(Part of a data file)
---

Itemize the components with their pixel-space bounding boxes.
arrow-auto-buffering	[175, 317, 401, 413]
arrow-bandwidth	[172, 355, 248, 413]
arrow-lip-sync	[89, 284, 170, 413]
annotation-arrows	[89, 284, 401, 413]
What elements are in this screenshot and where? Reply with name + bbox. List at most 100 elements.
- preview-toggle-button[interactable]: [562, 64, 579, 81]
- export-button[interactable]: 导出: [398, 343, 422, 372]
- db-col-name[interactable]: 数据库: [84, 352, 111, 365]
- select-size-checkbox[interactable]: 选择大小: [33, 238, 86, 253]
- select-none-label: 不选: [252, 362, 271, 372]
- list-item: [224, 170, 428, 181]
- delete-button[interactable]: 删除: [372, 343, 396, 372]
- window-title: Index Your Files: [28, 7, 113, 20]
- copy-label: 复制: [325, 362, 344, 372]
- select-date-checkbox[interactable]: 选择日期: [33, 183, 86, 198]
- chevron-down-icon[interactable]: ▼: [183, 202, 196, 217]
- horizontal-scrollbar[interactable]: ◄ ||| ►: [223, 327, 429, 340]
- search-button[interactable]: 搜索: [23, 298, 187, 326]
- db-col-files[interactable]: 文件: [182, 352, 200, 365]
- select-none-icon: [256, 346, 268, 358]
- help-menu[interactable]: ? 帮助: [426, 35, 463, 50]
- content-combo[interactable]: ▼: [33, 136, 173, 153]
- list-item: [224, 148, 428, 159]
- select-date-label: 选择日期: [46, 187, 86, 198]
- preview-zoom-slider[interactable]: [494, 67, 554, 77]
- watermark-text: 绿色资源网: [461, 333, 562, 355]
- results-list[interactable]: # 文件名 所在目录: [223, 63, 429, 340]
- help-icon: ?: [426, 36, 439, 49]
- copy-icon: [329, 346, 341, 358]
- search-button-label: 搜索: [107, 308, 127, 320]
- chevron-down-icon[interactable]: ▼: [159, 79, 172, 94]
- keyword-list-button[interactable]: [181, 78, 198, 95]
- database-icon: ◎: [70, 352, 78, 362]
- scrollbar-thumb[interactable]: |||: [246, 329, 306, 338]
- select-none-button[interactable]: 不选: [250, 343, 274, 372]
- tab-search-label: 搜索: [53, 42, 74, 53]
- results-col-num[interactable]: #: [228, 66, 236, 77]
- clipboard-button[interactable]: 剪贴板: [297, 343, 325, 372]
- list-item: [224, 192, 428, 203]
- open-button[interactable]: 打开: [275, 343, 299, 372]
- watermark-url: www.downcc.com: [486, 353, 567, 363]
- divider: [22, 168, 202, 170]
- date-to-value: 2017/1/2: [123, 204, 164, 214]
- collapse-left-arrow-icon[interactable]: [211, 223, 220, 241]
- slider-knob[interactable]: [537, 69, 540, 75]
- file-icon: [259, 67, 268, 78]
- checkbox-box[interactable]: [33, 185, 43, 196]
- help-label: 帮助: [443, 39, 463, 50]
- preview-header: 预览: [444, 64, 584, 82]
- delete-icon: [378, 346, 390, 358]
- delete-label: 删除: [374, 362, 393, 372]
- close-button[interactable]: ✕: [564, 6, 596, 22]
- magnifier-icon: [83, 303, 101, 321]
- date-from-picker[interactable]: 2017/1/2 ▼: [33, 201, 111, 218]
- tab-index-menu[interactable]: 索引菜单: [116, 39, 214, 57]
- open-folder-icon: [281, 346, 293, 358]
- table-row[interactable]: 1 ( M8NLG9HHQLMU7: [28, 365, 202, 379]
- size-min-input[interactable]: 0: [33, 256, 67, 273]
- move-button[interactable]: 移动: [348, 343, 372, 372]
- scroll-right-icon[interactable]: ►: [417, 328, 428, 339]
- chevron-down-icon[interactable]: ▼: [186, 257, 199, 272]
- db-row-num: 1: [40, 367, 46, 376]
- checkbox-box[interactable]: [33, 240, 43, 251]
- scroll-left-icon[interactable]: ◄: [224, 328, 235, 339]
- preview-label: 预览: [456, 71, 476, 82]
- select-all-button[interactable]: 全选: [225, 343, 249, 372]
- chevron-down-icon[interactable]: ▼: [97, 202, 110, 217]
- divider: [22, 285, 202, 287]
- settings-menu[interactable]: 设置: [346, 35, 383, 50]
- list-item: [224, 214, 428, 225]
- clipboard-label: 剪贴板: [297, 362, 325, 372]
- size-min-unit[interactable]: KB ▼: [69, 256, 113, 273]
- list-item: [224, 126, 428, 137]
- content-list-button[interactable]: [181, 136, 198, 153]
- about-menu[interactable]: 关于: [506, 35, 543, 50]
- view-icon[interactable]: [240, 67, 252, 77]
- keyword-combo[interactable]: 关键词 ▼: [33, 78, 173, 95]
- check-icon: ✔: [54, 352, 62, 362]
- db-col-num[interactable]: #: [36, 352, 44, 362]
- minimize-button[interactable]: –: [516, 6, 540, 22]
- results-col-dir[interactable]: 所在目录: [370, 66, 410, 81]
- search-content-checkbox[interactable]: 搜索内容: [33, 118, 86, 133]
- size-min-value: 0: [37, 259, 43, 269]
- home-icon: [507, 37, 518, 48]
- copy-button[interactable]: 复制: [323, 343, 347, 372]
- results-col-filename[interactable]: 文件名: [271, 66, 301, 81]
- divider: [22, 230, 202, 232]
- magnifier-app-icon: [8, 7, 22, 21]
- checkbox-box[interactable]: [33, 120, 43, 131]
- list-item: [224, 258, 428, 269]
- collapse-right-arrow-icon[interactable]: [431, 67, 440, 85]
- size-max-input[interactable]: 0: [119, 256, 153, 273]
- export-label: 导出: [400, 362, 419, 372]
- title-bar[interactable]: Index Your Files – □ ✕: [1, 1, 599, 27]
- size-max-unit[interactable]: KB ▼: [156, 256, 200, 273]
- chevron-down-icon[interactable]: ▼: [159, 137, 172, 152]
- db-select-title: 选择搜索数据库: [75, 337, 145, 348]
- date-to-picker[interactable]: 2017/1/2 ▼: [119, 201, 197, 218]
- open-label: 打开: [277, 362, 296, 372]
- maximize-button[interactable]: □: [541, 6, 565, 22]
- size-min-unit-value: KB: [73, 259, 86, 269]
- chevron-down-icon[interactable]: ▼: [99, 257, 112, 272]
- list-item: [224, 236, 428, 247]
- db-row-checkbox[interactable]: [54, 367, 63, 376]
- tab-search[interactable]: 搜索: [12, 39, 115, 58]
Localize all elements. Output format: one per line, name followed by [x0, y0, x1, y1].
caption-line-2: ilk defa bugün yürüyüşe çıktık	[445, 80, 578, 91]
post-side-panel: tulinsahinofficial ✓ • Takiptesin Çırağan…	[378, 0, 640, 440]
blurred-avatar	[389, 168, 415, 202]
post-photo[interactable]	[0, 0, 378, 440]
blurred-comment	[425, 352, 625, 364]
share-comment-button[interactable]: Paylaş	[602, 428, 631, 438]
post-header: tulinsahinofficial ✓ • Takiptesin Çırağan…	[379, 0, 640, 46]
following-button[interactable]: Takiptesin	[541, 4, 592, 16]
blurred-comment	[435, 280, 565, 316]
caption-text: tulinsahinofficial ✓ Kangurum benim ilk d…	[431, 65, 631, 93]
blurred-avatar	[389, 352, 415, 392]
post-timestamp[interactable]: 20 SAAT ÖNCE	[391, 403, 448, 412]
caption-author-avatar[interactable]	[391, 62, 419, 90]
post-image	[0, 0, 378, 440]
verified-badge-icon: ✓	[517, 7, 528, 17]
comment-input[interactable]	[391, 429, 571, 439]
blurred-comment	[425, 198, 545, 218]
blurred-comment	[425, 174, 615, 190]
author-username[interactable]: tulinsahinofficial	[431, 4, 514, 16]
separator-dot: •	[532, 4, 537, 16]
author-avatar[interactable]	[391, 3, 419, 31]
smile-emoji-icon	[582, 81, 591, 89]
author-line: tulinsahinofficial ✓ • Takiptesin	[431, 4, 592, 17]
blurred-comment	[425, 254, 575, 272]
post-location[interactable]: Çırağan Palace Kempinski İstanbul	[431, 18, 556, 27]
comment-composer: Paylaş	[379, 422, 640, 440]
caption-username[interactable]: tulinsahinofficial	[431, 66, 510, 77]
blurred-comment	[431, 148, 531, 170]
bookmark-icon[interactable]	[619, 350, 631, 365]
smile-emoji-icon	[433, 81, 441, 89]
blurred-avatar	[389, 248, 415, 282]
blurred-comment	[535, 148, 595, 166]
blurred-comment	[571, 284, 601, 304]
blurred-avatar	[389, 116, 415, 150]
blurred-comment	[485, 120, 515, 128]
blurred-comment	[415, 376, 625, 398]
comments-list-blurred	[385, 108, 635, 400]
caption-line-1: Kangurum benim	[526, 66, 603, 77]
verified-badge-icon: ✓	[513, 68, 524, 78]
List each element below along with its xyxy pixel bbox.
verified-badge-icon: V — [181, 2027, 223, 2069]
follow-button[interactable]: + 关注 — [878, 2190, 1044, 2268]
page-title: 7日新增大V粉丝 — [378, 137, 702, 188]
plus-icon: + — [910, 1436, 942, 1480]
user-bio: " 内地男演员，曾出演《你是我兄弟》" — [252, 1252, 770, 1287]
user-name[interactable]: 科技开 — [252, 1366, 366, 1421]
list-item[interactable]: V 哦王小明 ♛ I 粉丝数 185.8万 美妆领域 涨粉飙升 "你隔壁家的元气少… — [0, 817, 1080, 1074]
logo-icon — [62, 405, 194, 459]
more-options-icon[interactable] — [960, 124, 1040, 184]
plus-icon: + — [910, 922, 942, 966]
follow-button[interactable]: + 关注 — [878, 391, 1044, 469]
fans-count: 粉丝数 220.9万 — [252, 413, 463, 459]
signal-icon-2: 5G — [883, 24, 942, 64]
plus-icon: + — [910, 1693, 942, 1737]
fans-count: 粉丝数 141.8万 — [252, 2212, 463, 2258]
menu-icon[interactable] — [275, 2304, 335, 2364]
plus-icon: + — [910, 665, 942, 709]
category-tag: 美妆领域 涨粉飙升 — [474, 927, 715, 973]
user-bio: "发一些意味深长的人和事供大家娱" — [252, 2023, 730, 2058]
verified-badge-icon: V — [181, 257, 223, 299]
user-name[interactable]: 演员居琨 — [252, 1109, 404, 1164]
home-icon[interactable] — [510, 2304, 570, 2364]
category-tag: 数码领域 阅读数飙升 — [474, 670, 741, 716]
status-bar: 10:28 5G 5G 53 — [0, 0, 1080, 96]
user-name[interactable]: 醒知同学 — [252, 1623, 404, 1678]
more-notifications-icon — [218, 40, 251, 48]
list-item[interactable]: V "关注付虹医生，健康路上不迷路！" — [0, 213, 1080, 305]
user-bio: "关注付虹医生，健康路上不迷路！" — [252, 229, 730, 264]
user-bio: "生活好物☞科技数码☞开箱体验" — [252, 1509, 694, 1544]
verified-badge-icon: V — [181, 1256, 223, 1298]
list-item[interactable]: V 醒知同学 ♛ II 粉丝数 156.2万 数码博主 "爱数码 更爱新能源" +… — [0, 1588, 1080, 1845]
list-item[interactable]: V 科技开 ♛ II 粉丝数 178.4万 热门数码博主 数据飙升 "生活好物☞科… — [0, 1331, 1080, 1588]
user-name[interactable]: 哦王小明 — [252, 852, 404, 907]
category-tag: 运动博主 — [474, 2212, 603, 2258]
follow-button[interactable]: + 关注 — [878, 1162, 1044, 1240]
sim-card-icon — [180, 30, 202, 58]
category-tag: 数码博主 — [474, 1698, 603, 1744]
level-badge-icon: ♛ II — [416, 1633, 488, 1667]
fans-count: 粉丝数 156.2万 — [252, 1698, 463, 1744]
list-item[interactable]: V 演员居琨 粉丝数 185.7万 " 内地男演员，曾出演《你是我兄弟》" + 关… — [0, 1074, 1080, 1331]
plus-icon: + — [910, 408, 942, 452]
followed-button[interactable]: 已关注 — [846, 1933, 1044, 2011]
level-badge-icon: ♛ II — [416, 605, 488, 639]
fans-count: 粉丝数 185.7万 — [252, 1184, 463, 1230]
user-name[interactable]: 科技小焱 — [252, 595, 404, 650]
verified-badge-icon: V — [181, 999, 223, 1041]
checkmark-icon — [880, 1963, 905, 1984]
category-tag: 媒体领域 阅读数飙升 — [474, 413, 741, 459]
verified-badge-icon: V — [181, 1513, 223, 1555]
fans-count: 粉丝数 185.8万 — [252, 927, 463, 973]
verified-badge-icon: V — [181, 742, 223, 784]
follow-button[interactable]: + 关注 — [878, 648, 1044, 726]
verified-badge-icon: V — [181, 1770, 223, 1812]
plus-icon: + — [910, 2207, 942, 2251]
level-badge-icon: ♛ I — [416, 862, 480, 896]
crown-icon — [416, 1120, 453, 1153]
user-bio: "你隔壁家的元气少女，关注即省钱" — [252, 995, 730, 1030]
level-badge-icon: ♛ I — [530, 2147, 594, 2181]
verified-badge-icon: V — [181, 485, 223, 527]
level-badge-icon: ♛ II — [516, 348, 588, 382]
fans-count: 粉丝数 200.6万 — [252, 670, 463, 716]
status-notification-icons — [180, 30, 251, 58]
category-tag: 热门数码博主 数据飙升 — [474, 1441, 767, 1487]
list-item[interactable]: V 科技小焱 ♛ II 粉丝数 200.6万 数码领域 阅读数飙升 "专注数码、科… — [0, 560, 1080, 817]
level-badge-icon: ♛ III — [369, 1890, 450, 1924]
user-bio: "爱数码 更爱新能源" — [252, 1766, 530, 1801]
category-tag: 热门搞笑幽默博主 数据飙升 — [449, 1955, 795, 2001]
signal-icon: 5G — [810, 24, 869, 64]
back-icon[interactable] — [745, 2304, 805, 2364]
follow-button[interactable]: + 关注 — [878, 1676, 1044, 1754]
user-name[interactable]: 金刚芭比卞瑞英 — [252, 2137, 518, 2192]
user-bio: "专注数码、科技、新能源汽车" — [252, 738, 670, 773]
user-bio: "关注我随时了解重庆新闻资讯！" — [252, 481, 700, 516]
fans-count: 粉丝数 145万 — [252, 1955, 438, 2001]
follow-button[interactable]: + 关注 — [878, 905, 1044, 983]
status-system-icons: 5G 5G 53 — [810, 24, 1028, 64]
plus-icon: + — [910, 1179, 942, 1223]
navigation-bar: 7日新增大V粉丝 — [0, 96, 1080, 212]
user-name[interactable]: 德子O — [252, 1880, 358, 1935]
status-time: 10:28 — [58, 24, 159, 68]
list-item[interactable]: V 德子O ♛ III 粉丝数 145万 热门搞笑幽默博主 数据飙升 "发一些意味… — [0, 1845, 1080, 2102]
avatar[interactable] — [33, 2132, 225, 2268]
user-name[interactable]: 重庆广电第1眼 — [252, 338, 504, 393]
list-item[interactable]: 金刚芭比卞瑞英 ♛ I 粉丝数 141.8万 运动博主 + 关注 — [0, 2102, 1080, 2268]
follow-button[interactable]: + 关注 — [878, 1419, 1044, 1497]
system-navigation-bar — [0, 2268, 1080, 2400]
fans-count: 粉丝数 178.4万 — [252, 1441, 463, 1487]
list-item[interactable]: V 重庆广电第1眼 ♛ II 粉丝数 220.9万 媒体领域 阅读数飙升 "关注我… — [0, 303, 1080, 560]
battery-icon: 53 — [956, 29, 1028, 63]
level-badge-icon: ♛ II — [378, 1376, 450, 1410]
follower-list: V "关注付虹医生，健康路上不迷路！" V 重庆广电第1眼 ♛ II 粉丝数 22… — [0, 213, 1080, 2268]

---

### Given exercise
Copy the items word for word, from the first line through the line that contains "- chevron-down-icon[interactable]: ▼: [183, 202, 196, 217]". Include that line and stop there.

### Completed task
Itemize the components with their pixel-space bounding boxes.
arrow-auto-buffering	[175, 317, 401, 413]
arrow-bandwidth	[172, 355, 248, 413]
arrow-lip-sync	[89, 284, 170, 413]
annotation-arrows	[89, 284, 401, 413]
What elements are in this screenshot and where? Reply with name + bbox. List at most 100 elements.
- preview-toggle-button[interactable]: [562, 64, 579, 81]
- export-button[interactable]: 导出: [398, 343, 422, 372]
- db-col-name[interactable]: 数据库: [84, 352, 111, 365]
- select-size-checkbox[interactable]: 选择大小: [33, 238, 86, 253]
- select-none-label: 不选: [252, 362, 271, 372]
- list-item: [224, 170, 428, 181]
- delete-button[interactable]: 删除: [372, 343, 396, 372]
- window-title: Index Your Files: [28, 7, 113, 20]
- copy-label: 复制: [325, 362, 344, 372]
- select-date-checkbox[interactable]: 选择日期: [33, 183, 86, 198]
- chevron-down-icon[interactable]: ▼: [183, 202, 196, 217]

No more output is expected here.